◆ Stated goal ◆
Scan the data below for the string "setzen". Copy every line where it appears.

━━━ Data for the task ━━━

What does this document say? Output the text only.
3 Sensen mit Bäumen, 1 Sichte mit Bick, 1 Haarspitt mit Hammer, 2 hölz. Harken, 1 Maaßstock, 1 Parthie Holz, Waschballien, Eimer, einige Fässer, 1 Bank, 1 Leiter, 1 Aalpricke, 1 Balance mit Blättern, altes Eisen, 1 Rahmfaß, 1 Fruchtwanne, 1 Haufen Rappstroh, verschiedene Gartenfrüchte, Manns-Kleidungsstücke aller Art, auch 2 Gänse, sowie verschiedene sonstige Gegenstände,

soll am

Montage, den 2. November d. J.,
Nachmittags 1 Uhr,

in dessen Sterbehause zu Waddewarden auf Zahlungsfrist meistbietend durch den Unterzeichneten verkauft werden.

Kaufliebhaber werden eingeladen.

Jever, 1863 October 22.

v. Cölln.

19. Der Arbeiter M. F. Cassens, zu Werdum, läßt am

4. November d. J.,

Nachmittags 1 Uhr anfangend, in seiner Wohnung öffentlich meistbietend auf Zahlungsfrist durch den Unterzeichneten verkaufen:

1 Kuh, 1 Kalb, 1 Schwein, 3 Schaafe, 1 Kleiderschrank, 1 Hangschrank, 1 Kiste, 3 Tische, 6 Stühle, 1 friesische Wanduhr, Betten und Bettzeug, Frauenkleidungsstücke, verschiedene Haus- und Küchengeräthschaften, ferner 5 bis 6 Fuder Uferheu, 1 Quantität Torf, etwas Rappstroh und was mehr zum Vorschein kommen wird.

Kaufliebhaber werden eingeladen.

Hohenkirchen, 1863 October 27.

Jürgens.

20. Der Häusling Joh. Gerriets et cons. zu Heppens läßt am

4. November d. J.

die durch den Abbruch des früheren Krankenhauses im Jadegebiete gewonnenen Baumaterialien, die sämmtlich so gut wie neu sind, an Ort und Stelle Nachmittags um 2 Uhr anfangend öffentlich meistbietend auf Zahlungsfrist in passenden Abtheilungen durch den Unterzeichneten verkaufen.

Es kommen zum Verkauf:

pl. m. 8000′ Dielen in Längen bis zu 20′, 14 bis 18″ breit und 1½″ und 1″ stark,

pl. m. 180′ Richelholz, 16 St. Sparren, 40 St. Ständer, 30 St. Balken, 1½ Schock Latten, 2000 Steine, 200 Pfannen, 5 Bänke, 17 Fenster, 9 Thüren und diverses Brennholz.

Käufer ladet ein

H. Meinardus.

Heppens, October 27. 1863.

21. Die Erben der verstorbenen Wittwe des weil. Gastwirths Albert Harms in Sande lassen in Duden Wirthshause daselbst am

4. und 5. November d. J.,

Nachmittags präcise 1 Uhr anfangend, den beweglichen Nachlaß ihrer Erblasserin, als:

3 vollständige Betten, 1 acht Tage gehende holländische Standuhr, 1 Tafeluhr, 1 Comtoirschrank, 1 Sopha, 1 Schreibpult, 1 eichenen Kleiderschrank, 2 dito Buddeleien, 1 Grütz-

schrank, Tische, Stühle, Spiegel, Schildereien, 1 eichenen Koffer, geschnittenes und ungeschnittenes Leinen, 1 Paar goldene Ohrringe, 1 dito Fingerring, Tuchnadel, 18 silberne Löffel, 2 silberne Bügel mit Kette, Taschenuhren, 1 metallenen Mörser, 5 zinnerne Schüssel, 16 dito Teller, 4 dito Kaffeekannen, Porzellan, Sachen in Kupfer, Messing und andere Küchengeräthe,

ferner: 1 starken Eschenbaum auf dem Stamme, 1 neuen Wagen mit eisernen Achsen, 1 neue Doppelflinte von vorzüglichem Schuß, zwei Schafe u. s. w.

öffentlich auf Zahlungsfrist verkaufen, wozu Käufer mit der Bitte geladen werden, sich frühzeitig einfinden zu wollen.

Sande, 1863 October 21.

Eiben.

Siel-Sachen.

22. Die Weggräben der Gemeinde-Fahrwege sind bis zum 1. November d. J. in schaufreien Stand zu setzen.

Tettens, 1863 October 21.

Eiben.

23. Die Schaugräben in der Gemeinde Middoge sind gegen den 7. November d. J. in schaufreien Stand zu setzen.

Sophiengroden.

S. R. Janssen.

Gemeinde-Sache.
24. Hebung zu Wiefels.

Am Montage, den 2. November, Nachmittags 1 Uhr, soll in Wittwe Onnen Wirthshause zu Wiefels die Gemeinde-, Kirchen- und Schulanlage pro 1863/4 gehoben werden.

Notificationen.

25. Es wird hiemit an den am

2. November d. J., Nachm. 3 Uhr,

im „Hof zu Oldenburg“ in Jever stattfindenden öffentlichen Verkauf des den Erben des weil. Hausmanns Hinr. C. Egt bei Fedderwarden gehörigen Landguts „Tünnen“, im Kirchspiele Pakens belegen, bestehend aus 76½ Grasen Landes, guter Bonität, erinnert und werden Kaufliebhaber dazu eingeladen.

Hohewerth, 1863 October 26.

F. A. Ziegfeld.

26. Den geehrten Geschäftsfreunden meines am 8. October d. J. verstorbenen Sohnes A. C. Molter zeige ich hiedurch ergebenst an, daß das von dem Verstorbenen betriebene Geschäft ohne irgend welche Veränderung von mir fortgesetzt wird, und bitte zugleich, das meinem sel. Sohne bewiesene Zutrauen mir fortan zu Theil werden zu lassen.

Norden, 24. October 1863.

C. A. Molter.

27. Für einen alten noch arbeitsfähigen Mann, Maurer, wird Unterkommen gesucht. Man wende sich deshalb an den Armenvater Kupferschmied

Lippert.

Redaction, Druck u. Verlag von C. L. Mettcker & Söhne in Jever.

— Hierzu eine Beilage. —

━━━

◆ Task answer ◆
22. Die Weggräben der Gemeinde-Fahrwege sind bis zum 1. November d. J. in schaufreien Stand zu setzen.
23. Die Schaugräben in der Gemeinde Middoge sind gegen den 7. November d. J. in schaufreien Stand zu setzen.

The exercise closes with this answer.